* DATA PROVIDED:

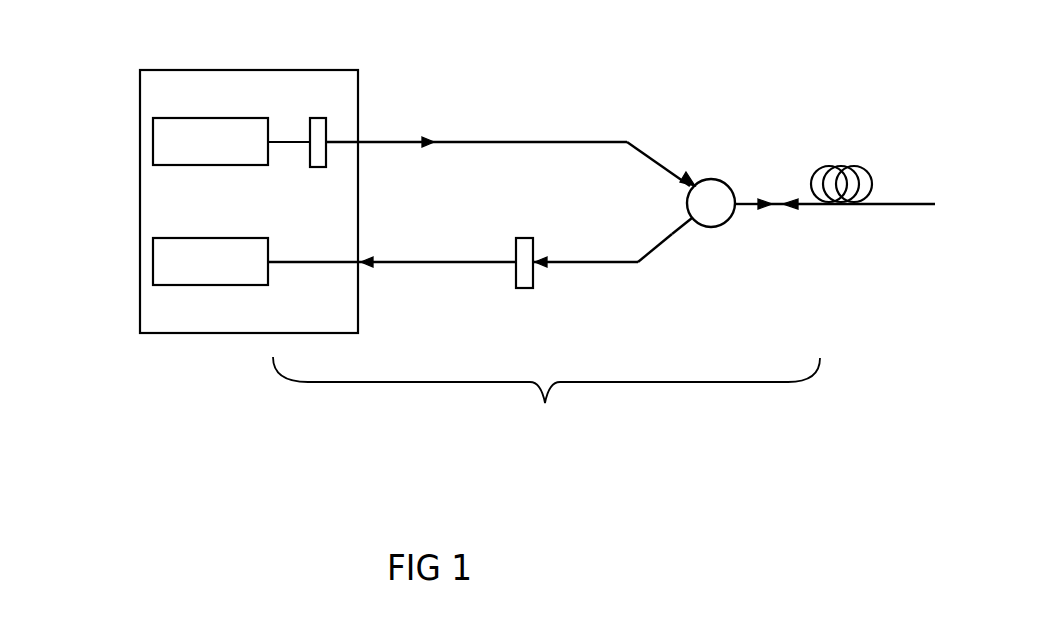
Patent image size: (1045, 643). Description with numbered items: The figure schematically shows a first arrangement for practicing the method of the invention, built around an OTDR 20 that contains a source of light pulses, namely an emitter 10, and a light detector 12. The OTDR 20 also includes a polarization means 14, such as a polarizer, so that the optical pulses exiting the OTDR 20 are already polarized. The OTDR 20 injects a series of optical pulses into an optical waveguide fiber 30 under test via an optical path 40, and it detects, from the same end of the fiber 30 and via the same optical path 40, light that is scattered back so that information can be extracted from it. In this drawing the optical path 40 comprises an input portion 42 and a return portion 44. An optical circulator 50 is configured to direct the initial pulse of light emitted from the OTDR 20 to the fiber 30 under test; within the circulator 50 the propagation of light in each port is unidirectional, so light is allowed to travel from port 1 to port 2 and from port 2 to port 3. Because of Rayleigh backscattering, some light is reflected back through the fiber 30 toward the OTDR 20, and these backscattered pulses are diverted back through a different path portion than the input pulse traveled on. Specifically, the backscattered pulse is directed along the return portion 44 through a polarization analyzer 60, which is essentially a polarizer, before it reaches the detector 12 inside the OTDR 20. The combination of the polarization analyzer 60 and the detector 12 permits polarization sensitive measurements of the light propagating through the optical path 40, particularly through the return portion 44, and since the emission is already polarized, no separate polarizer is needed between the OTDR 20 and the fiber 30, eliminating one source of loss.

The emitter 10 is at (152, 118).
The light detector 12 is at (212, 285).
The polarization means 14 is at (320, 118).
The OTDR 20 is at (140, 333).
The optical waveguide fiber 30 is at (857, 165).
The optical path 40 is at (546, 399).
The input portion 42 is at (553, 142).
The return portion 44 is at (603, 262).
The optical circulator 50 is at (723, 177).
The polarization analyzer 60 is at (513, 287).
The port 1 is at (685, 166).
The port 2 is at (747, 190).
The port 3 is at (685, 236).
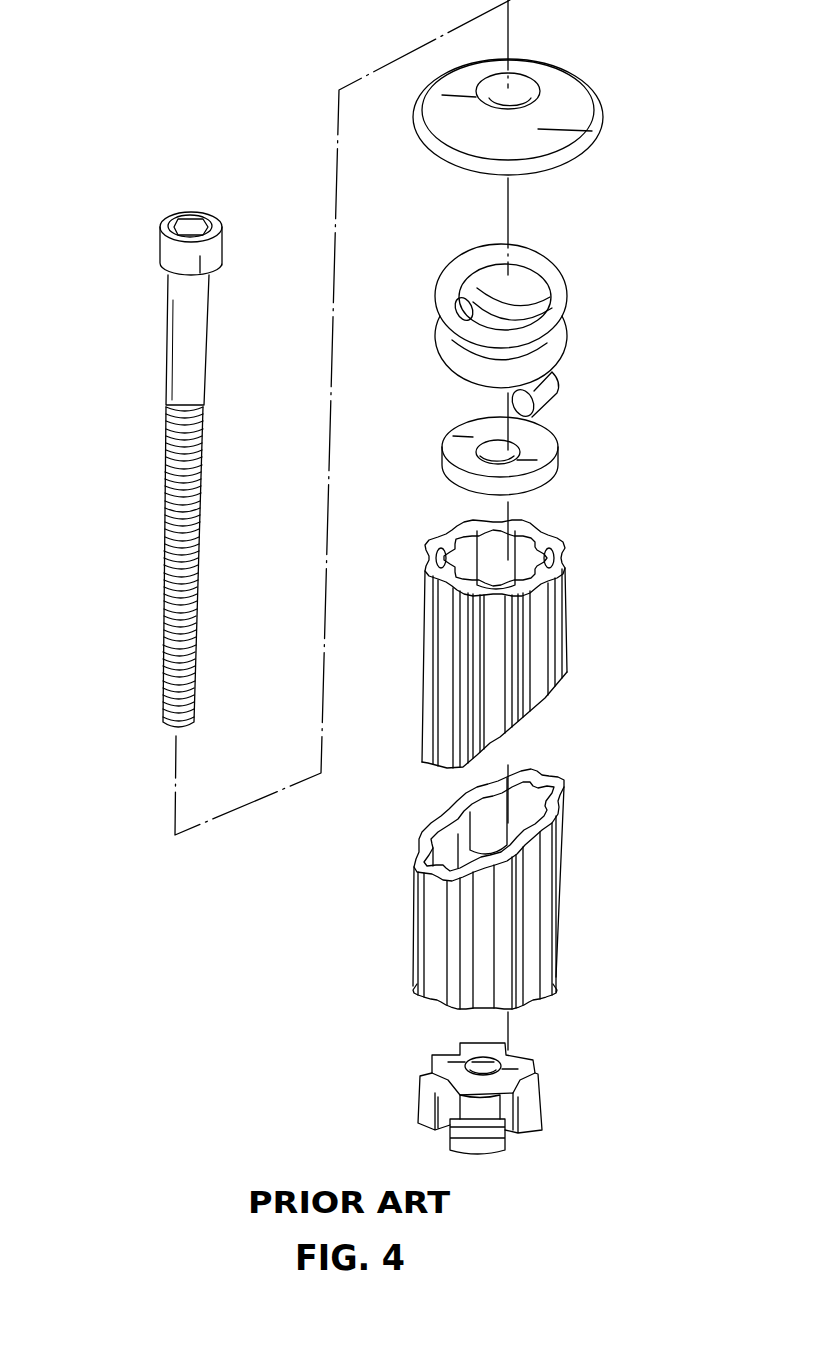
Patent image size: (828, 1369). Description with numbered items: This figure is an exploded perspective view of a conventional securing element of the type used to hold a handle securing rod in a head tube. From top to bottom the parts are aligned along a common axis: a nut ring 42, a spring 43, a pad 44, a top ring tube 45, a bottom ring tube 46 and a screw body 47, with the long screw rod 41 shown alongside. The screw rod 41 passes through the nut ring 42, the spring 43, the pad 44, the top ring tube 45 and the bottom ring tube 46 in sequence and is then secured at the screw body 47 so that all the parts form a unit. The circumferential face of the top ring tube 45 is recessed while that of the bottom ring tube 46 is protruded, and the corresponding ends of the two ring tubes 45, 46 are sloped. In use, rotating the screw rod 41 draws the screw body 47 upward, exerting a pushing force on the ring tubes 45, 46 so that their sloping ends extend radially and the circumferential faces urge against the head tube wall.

The screw rod 41 is at (150, 543).
The nut ring 42 is at (601, 143).
The spring 43 is at (570, 352).
The pad 44 is at (563, 462).
The ring tube 45 is at (572, 615).
The bottom ring tube 46 is at (568, 902).
The screw body 47 is at (555, 1086).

* TASK REQUIREMENTS:
Revise the part of the records that opens with the line containing "Patent image size: (828, 1369)." and closes with the line containing "The nut ring 42 is at (601, 143).", changing "head tube" to "steering tube" and keeping everything else as it is. Give only those lines.

* RESULT BELOW:
Patent image size: (828, 1369). Description with numbered items: This figure is an exploded perspective view of a conventional securing element of the type used to hold a handle securing rod in a steering tube. From top to bottom the parts are aligned along a common axis: a nut ring 42, a spring 43, a pad 44, a top ring tube 45, a bottom ring tube 46 and a screw body 47, with the long screw rod 41 shown alongside. The screw rod 41 passes through the nut ring 42, the spring 43, the pad 44, the top ring tube 45 and the bottom ring tube 46 in sequence and is then secured at the screw body 47 so that all the parts form a unit. The circumferential face of the top ring tube 45 is recessed while that of the bottom ring tube 46 is protruded, and the corresponding ends of the two ring tubes 45, 46 are sloped. In use, rotating the screw rod 41 draws the screw body 47 upward, exerting a pushing force on the ring tubes 45, 46 so that their sloping ends extend radially and the circumferential faces urge against the steering tube wall.

The screw rod 41 is at (150, 543).
The nut ring 42 is at (601, 143).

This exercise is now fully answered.